-- start of Quoted passage --

The Russian representative to the IAEA Board of Governors says there is no alternative to diplomatic means in addressing the Iranian nuclear issue.

"We believe that today it is possible... to launch talks aimed at finding a diplomatic long-term resolution of the Iranian nuclear problem," RIA Novosti quoted Grigory Berdennikov as saying at a session of the IAEA Board of Governors in Vienna on Wednesday.

The Russian envoy further urged Tehran to ensure effective cooperation with the [International Atomic Energy] Agency on the basis of the resolutions of the IAEA Board of Governors and the UN Security Council'.

The Russian official also pointed out that his country supports the efforts made by the IAEA and its director Mohamed ElBaradei to resolve Iran's nuclear issue.

"The efforts by the IAEA to establish the evolutionary history of the Iranian nuclear program, the information agency has provided on Tehran's nuclear activities and its recommended measures to resolve the outstanding issues will restore confidence in the Iranian civilian nuclear program," he went on to say.

"We follow the advice of the Agency on ways to resolve the problem concerning the Iranian nuclear program and believe that if others did the same, there would be more progress in this area," he noted.

-- end of Quoted passage --

Exercises to complete ->
A - Answer these questions about the report on Russia's stance on the Iranian nuclear issue:
(i) Which Russian official did RIA Novosti quote, and in which city was the session held?
(ii) Whose efforts to resolve Iran's nuclear issue does Russia support?
(iii) On what basis did the envoy urge Tehran to cooperate with the Agency?
B - Can you continue the report on Russia's stance on the Iranian nuclear issue, starting right after its final quoted remark?

-- start of Record list --

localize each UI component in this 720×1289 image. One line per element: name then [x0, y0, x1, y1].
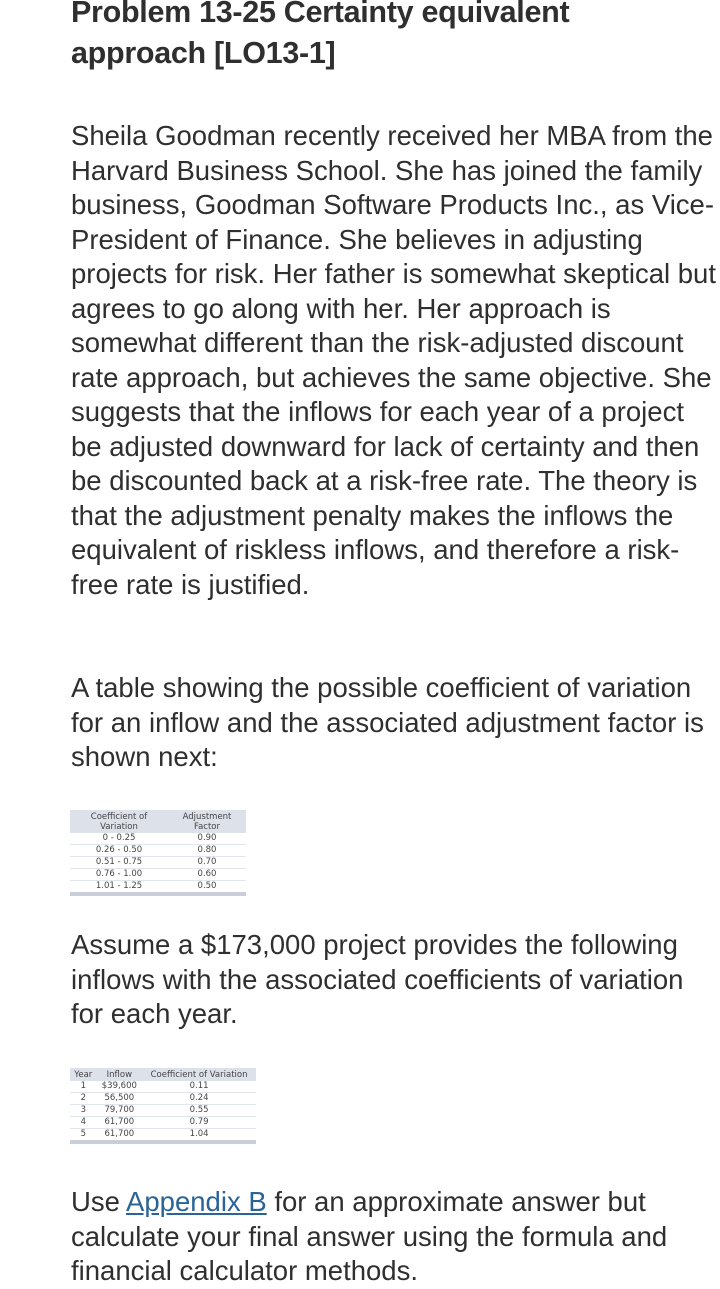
- table-header: Adjustment Factor: [168, 810, 246, 833]
- table-cell: 0.70: [168, 857, 246, 869]
- table-cell: 0 - 0.25: [70, 833, 168, 845]
- table-header: Coefficient of Variation: [70, 810, 168, 833]
- table-cell: 0.79: [142, 1117, 256, 1129]
- intro-paragraph: Sheila Goodman recently received her MBA from the Harvard Business School. She has joined the family business, Goodman Software Products Inc., as Vice-President of Finance. She believes in adjusting projects for risk. Her father is somewhat skeptical but agrees to go along with her. Her approach is somewhat different than the risk-adjusted discount rate approach, but achieves the same objective. She suggests that the inflows for each year of a project be adjusted downward for lack of certainty and then be discounted back at a risk-free rate. The theory is that the adjustment penalty makes the inflows the equivalent of riskless inflows, and therefore a risk-free rate is justified.: [71, 120, 716, 600]
- table-row: [70, 869, 246, 881]
- inflow-table: [70, 1068, 256, 1144]
- table-header: Inflow: [97, 1068, 143, 1081]
- table-cell: 0.80: [168, 845, 246, 857]
- table-header: Year: [70, 1068, 97, 1081]
- project-paragraph: Assume a $173,000 project provides the following inflows with the associated coefficients of variation for each year.: [71, 929, 684, 1029]
- table-cell: 79,700: [97, 1105, 143, 1117]
- table-cell: 0.90: [168, 833, 246, 845]
- table-cell: 1.04: [142, 1129, 256, 1143]
- table-row: [70, 1117, 256, 1129]
- table-row: [70, 845, 246, 857]
- instruction-text-before: Use: [71, 1186, 127, 1217]
- table-cell: $39,600: [97, 1081, 143, 1093]
- table-cell: 0.11: [142, 1081, 256, 1093]
- table-cell: 61,700: [97, 1129, 143, 1143]
- table-cell: 0.60: [168, 869, 246, 881]
- table-intro-paragraph: A table showing the possible coefficient of variation for an inflow and the associated adjustment factor is shown next:: [71, 672, 704, 772]
- table-row: [70, 1093, 256, 1105]
- table-cell: 0.50: [168, 881, 246, 895]
- table-header: Coefficient of Variation: [142, 1068, 256, 1081]
- table-cell: 1: [70, 1081, 97, 1093]
- table-row: [70, 1081, 256, 1093]
- table-cell: 56,500: [97, 1093, 143, 1105]
- table-cell: 5: [70, 1129, 97, 1143]
- table-cell: 1.01 - 1.25: [70, 881, 168, 895]
- table-row: [70, 857, 246, 869]
- table-cell: 4: [70, 1117, 97, 1129]
- table-cell: 3: [70, 1105, 97, 1117]
- table-cell: 0.24: [142, 1093, 256, 1105]
- table-row: [70, 1105, 256, 1117]
- appendix-b-link[interactable]: Appendix B: [126, 1186, 267, 1217]
- instruction-text-after: for an approximate answer but calculate your final answer using the formula and financial calculator methods.: [71, 1186, 668, 1286]
- table-cell: 0.51 - 0.75: [70, 857, 168, 869]
- table-row: [70, 833, 246, 845]
- table-cell: 2: [70, 1093, 97, 1105]
- instruction-paragraph: [71, 1185, 716, 1289]
- problem-title: Problem 13-25 Certainty equivalent approach [LO13-1]: [71, 0, 570, 70]
- table-cell: 0.76 - 1.00: [70, 869, 168, 881]
- table-row: [70, 1129, 256, 1143]
- adjustment-factor-table: [70, 810, 246, 896]
- table-cell: 0.55: [142, 1105, 256, 1117]
- table-row: [70, 881, 246, 895]
- table-cell: 0.26 - 0.50: [70, 845, 168, 857]
- table-cell: 61,700: [97, 1117, 143, 1129]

-- end of Record list --

Task responses ->
A -
(i) Grigory Berdennikov, speaking at a session of the IAEA Board of Governors in Vienna.
(ii) The efforts of the IAEA and its director, Mohamed ElBaradei.
(iii) On the basis of the resolutions of the IAEA Board of Governors and the UN Security Council.

B -
On September 9, Iran's Foreign Minister Manouchehr Mottaki submitted a package of proposals on Iran's nuclear issue to the ambassadors from China, France, Germany, Russia and Switzerland - acting for the US - and the British chargé d'affaires in Tehran.

On the same day, a copy of the package was also submitted to the European Union foreign affairs chief Javier Solana by the Iranian ambassador in Brussels, Ali Asghar Khaji.

The details of the new package have not been publicly disclosed yet.

Iran faces pressure from the US and some of its allies to halt its nuclear enrichment, despite its right to possess full nuclear fuel cycle technology for civilian purposes as a signatory to the Nuclear Non-Proliferation Treaty (NPT).

In accordance with the terms of the NPT, Iran has opened its nuclear facilities to intrusive and ongoing inspections by the IAEA, which has confirmed that there has been no diversion of nuclear materials to military programs.

Tehran denies any plans or intentions to develop nuclear weapons and has called for the removal of all weapons of mass destruction across the globe.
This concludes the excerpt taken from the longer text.